* **Data to process**

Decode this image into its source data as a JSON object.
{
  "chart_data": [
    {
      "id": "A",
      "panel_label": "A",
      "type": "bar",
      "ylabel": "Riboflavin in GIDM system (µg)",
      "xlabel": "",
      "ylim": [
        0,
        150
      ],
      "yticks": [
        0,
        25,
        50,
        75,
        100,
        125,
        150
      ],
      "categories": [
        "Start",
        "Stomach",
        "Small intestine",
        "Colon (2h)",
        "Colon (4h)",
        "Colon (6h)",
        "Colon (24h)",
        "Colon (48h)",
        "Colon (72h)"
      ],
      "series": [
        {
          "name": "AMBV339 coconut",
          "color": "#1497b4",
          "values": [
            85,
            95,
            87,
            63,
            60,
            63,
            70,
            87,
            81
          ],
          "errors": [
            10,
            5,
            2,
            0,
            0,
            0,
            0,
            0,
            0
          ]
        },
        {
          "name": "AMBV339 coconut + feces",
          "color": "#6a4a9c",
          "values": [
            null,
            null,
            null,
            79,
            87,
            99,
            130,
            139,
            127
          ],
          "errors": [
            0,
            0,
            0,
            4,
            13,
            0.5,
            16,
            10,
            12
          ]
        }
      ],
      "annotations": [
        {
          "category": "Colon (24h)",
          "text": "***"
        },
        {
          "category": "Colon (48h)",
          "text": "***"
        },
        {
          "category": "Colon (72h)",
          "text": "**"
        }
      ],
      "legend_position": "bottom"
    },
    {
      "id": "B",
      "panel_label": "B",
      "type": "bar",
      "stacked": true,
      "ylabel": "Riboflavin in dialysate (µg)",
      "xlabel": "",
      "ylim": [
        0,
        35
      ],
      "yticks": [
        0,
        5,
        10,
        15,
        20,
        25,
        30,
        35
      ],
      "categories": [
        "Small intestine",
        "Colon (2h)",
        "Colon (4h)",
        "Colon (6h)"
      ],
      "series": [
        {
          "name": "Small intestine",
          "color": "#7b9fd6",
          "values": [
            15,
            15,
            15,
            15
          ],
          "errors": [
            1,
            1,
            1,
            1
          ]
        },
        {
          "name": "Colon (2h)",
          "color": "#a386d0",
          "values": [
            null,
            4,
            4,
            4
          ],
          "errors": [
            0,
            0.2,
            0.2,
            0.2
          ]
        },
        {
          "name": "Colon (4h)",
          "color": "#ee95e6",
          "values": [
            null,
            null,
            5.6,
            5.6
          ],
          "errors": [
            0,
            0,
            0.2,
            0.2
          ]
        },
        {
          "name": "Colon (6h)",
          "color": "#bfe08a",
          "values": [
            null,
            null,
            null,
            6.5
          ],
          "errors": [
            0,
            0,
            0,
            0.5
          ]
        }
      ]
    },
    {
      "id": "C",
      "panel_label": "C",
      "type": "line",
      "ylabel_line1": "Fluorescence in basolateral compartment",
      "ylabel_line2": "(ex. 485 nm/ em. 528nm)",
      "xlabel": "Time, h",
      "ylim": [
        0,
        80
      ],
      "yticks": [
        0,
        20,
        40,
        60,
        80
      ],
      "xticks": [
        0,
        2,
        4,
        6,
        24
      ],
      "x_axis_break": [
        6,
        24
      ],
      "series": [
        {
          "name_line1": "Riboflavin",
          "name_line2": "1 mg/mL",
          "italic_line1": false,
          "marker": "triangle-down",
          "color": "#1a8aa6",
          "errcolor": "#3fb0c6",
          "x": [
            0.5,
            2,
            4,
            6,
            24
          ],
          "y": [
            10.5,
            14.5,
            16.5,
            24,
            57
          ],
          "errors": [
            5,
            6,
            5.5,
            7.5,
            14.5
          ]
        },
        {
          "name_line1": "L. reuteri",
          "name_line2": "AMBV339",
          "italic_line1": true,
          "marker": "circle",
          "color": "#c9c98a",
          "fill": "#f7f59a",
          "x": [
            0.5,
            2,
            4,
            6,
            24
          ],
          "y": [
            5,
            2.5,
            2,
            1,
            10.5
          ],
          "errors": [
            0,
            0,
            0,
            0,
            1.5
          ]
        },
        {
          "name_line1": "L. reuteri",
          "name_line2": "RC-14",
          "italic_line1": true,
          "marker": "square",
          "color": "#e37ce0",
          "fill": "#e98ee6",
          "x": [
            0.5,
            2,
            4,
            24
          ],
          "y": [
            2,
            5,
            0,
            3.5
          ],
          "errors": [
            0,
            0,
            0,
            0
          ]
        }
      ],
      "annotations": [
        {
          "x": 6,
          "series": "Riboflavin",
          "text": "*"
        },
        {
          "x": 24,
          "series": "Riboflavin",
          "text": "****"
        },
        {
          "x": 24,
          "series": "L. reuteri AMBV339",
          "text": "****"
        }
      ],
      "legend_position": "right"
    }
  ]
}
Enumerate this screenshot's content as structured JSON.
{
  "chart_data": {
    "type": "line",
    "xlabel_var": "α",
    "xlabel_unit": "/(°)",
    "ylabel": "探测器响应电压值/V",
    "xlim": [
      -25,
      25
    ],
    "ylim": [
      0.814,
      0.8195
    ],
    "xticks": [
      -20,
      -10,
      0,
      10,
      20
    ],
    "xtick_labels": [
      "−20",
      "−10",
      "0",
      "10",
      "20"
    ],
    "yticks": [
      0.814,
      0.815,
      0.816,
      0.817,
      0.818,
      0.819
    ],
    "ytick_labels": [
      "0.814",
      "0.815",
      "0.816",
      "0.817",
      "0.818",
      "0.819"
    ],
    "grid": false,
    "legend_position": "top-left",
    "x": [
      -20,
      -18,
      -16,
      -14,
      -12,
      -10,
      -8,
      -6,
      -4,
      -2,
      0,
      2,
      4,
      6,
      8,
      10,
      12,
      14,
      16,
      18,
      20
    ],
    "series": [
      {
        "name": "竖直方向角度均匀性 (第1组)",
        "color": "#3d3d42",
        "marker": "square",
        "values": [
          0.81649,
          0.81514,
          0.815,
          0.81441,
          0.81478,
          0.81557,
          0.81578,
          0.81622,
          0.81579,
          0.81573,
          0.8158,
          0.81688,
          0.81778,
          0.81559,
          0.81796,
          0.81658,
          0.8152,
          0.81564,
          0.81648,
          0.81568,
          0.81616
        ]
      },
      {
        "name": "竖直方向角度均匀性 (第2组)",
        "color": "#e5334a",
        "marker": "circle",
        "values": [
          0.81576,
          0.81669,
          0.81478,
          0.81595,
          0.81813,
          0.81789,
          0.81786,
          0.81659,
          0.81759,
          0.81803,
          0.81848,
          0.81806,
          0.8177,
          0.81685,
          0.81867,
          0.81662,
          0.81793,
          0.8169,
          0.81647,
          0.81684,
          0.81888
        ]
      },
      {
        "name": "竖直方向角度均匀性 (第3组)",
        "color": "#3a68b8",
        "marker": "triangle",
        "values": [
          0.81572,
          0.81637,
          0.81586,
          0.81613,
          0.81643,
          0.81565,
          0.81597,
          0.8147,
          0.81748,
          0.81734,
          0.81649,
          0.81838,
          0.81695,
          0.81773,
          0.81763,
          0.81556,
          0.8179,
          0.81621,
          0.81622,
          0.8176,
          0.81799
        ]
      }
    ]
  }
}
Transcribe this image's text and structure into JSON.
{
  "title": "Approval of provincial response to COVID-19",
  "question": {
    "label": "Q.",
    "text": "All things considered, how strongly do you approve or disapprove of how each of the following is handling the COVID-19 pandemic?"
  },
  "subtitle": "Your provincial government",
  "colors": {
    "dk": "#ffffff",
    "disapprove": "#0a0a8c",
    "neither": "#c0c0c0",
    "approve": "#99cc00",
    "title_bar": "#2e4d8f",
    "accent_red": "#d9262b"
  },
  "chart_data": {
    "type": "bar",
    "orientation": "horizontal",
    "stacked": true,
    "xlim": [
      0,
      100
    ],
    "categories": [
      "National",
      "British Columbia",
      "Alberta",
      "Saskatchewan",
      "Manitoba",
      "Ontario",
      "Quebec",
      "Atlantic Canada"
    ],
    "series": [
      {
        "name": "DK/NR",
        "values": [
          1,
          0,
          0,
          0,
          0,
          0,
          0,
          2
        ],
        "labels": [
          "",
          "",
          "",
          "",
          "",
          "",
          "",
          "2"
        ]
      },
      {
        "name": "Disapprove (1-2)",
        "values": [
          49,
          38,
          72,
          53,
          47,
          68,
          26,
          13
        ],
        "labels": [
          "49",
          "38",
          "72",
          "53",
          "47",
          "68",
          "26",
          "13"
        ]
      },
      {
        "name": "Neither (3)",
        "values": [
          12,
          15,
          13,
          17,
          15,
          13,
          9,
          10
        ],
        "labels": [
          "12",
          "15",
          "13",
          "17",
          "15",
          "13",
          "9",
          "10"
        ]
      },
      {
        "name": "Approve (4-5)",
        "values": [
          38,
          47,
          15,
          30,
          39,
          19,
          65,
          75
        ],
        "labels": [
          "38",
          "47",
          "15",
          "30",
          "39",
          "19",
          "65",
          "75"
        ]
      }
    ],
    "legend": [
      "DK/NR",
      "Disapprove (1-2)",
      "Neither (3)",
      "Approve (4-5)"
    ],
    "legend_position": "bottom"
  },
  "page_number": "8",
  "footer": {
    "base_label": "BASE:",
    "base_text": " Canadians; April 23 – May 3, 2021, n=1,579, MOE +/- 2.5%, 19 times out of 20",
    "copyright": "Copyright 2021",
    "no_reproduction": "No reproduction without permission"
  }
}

* **What is asked**
Search the data above for lines holding "true" and copy each of them.

* **Task response**
      "stacked": true,
          "italic_line1": true,
          "italic_line1": true,
    "stacked": true,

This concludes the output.